● **WRITTEN PROBLEM**: Whenever a line below holds the word "color", copy that line.

● **STORED RECORDS**:
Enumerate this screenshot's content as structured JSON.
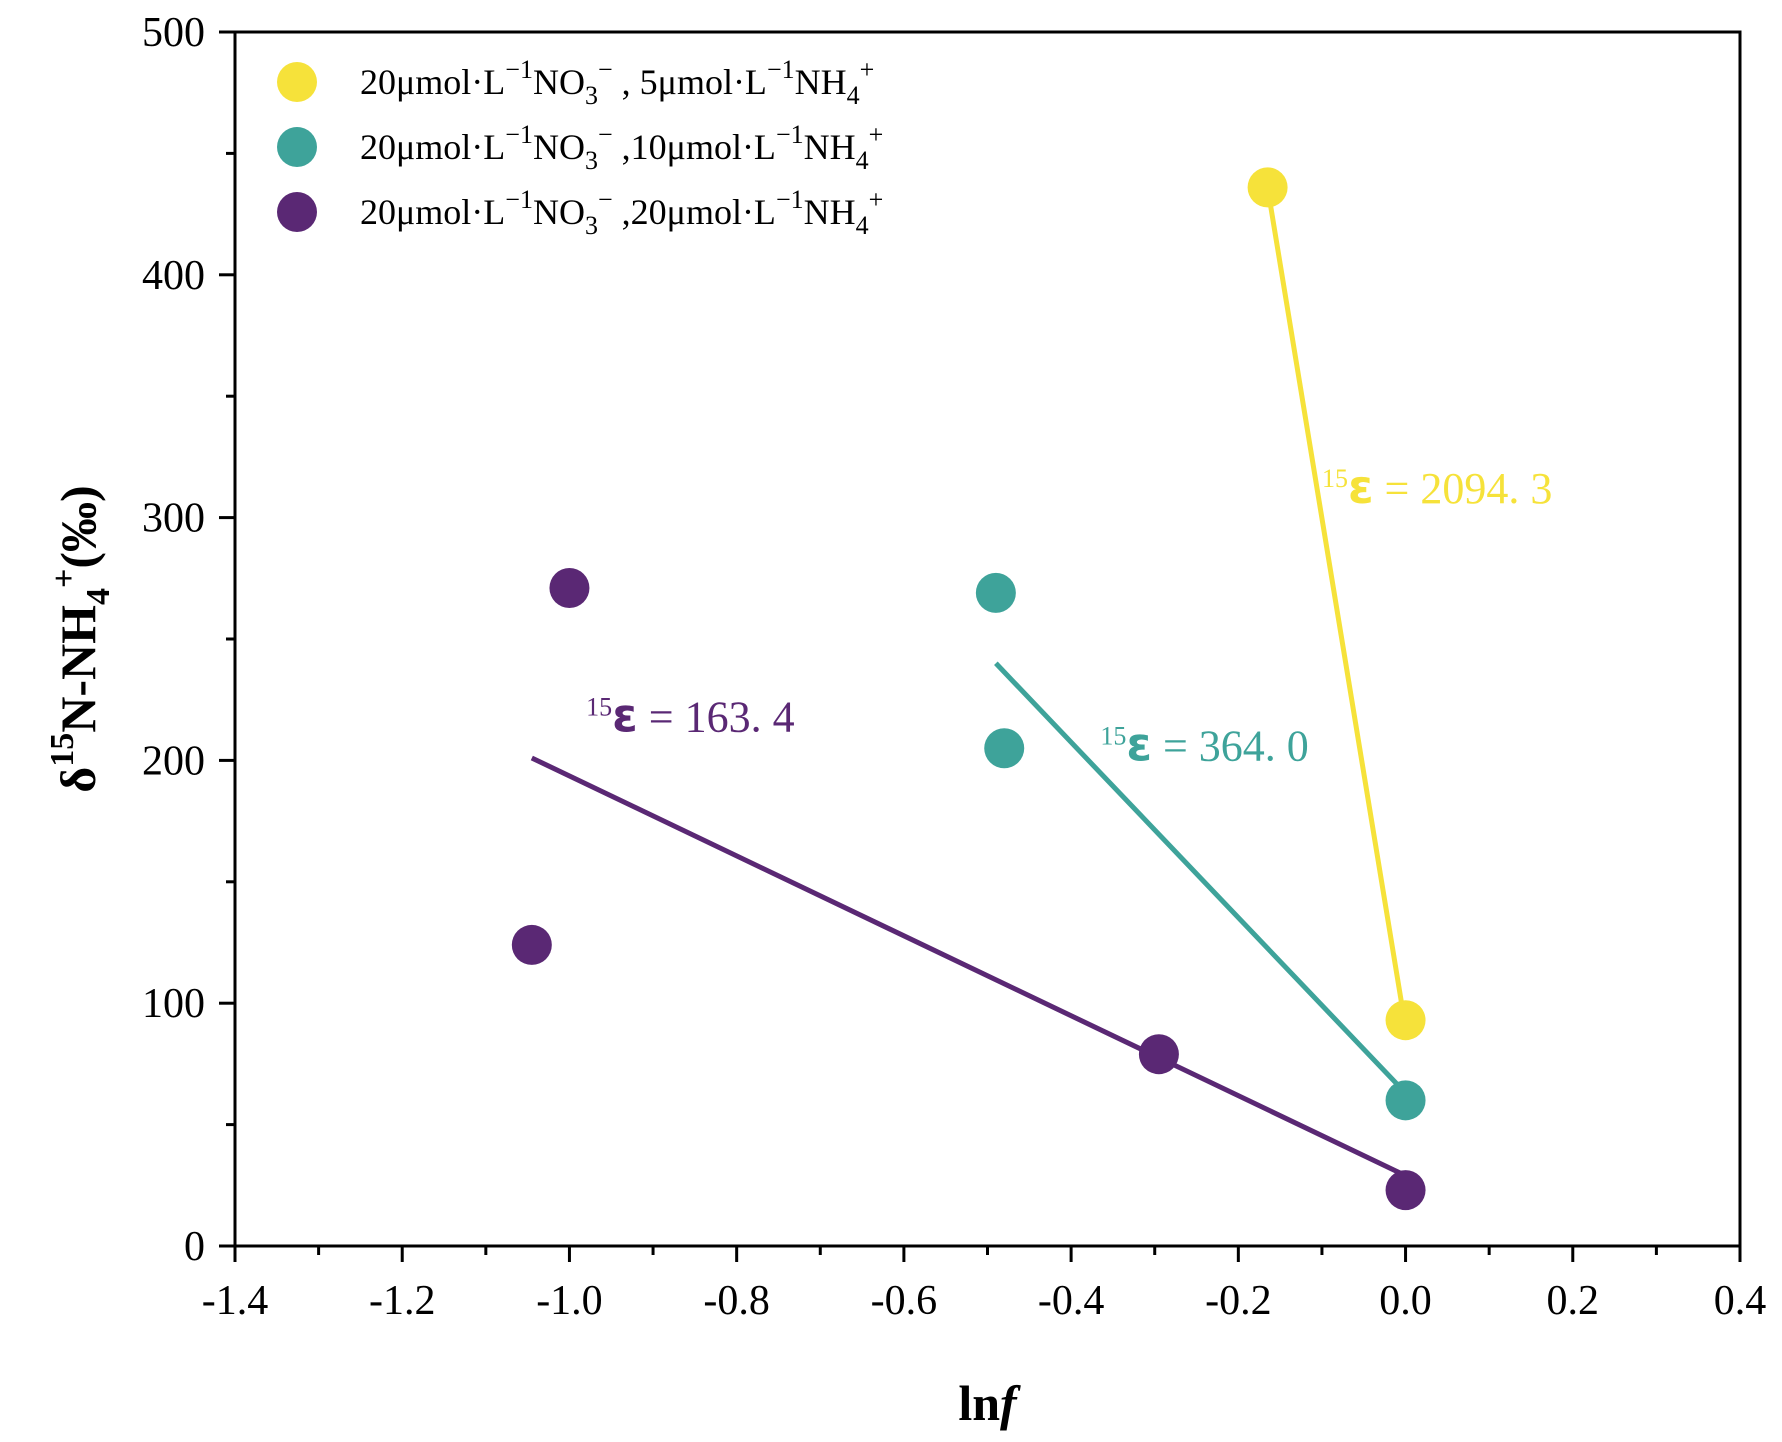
{
  "chart_data": {
    "type": "scatter",
    "xlabel": {
      "main": "ln",
      "italic": "f"
    },
    "ylabel": {
      "delta": "δ",
      "iso": "15",
      "species": "N-NH",
      "sub": "4",
      "charge": "+",
      "unit": "(‰)"
    },
    "xlim": [
      -1.4,
      0.4
    ],
    "ylim": [
      0,
      500
    ],
    "xticks": [
      -1.4,
      -1.2,
      -1.0,
      -0.8,
      -0.6,
      -0.4,
      -0.2,
      0.0,
      0.2,
      0.4
    ],
    "xtick_labels": [
      "-1.4",
      "-1.2",
      "-1.0",
      "-0.8",
      "-0.6",
      "-0.4",
      "-0.2",
      "0.0",
      "0.2",
      "0.4"
    ],
    "yticks": [
      0,
      100,
      200,
      300,
      400,
      500
    ],
    "ytick_labels": [
      "0",
      "100",
      "200",
      "300",
      "400",
      "500"
    ],
    "legend_position": "top-left",
    "series": [
      {
        "name": "20μmol·L⁻¹NO₃⁻ , 5μmol·L⁻¹NH₄⁺",
        "legend": {
          "a": "20μmol·L",
          "a_sup": "−1",
          "b": "NO",
          "b_sub": "3",
          "b_sup": "−",
          "c": " , 5μmol·L",
          "c_sup": "−1",
          "d": "NH",
          "d_sub": "4",
          "d_sup": "+"
        },
        "color": "#f6e23a",
        "points": [
          {
            "x": -0.165,
            "y": 436
          },
          {
            "x": 0.0,
            "y": 93
          }
        ],
        "fit": [
          {
            "x": -0.165,
            "y": 436
          },
          {
            "x": 0.0,
            "y": 90
          }
        ],
        "annotation": {
          "iso": "15",
          "eps": "ε",
          "rest": " = 2094. 3",
          "x": -0.1,
          "y": 306
        }
      },
      {
        "name": "20μmol·L⁻¹NO₃⁻ ,10μmol·L⁻¹NH₄⁺",
        "legend": {
          "a": "20μmol·L",
          "a_sup": "−1",
          "b": "NO",
          "b_sub": "3",
          "b_sup": "−",
          "c": " ,10μmol·L",
          "c_sup": "−1",
          "d": "NH",
          "d_sub": "4",
          "d_sup": "+"
        },
        "color": "#3ea39a",
        "points": [
          {
            "x": -0.49,
            "y": 269
          },
          {
            "x": -0.48,
            "y": 205
          },
          {
            "x": 0.0,
            "y": 60
          }
        ],
        "fit": [
          {
            "x": -0.49,
            "y": 240
          },
          {
            "x": 0.0,
            "y": 63
          }
        ],
        "annotation": {
          "iso": "15",
          "eps": "ε",
          "rest": " = 364. 0",
          "x": -0.365,
          "y": 200
        }
      },
      {
        "name": "20μmol·L⁻¹NO₃⁻ ,20μmol·L⁻¹NH₄⁺",
        "legend": {
          "a": "20μmol·L",
          "a_sup": "−1",
          "b": "NO",
          "b_sub": "3",
          "b_sup": "−",
          "c": " ,20μmol·L",
          "c_sup": "−1",
          "d": "NH",
          "d_sub": "4",
          "d_sup": "+"
        },
        "color": "#5a2874",
        "points": [
          {
            "x": -1.0,
            "y": 271
          },
          {
            "x": -1.045,
            "y": 124
          },
          {
            "x": -0.295,
            "y": 79
          },
          {
            "x": 0.0,
            "y": 23
          }
        ],
        "fit": [
          {
            "x": -1.045,
            "y": 201
          },
          {
            "x": 0.0,
            "y": 29
          }
        ],
        "annotation": {
          "iso": "15",
          "eps": "ε",
          "rest": " = 163. 4",
          "x": -0.98,
          "y": 212
        }
      }
    ]
  }
}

● **RESPONSE TO THIS EXERCISE**:
        "color": "#f6e23a",
        "color": "#3ea39a",
        "color": "#5a2874",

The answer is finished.